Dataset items
"""

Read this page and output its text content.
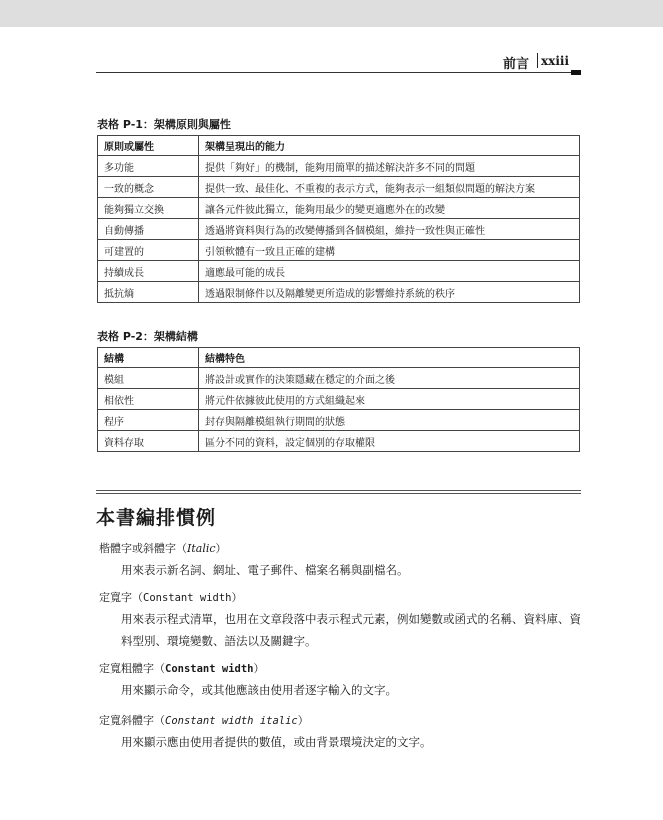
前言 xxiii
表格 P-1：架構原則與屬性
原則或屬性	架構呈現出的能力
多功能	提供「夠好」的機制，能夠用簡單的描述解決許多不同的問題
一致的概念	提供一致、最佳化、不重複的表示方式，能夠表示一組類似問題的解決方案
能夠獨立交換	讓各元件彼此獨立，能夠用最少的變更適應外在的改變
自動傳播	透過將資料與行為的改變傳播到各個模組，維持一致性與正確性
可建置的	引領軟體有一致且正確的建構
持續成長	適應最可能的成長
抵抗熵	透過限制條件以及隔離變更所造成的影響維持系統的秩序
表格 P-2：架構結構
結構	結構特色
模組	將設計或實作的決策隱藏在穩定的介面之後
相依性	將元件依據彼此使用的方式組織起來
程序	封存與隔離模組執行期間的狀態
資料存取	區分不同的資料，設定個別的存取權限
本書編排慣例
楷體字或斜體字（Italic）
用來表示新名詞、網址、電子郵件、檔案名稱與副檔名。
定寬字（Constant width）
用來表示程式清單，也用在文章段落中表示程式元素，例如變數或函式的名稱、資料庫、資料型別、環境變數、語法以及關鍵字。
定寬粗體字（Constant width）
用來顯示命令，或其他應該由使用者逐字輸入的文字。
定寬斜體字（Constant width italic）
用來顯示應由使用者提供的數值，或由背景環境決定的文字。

"""
"""

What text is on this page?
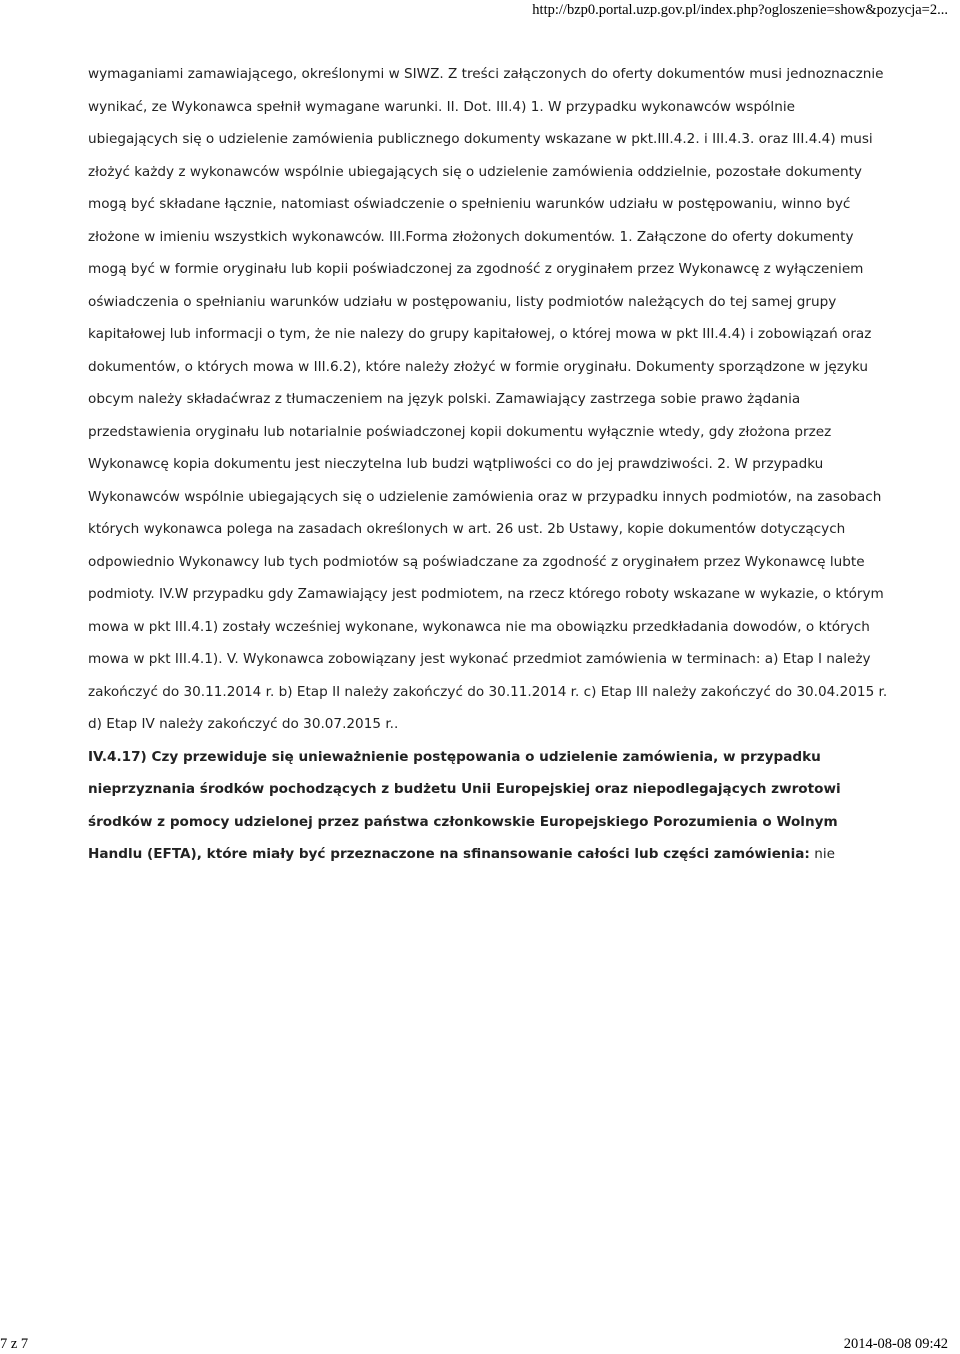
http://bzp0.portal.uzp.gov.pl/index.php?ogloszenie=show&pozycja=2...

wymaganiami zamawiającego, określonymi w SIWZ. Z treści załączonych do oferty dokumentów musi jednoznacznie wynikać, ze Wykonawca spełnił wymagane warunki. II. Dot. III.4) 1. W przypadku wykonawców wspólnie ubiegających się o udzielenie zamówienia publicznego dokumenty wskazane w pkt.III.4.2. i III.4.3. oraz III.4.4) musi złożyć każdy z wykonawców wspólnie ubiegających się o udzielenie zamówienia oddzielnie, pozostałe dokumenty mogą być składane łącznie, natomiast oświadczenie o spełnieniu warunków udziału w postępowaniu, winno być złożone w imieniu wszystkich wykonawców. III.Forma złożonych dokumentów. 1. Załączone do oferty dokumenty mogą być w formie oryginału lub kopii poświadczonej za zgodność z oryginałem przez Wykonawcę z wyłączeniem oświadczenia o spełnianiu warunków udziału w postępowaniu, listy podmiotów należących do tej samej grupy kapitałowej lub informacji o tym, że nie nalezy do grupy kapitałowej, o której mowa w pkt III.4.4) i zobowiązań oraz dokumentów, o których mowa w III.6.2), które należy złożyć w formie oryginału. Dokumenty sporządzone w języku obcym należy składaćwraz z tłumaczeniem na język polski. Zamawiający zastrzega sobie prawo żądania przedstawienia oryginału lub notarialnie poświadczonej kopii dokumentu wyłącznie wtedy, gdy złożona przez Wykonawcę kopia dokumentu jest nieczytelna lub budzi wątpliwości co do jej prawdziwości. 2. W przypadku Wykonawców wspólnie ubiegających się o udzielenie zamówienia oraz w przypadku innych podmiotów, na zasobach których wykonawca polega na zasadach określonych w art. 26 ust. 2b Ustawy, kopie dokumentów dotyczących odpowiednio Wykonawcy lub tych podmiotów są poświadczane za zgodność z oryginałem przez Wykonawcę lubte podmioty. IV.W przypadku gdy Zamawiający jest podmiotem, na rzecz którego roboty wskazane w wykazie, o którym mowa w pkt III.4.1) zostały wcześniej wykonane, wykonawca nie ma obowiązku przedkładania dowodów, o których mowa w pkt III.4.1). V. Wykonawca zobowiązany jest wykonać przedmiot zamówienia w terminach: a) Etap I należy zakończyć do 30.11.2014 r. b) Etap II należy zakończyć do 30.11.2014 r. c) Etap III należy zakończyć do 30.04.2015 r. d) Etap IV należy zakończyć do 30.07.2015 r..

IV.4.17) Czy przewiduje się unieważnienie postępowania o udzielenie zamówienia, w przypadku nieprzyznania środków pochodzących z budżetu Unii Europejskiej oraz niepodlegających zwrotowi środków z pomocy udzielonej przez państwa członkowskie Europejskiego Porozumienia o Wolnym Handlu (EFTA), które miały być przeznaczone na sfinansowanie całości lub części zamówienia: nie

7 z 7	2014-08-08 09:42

"""

● EXERCISE TASK: Show, from the material above, each line that includes the string "text".

● SOLUTION BELOW:
Read this page and output its text content.
What text is on this page?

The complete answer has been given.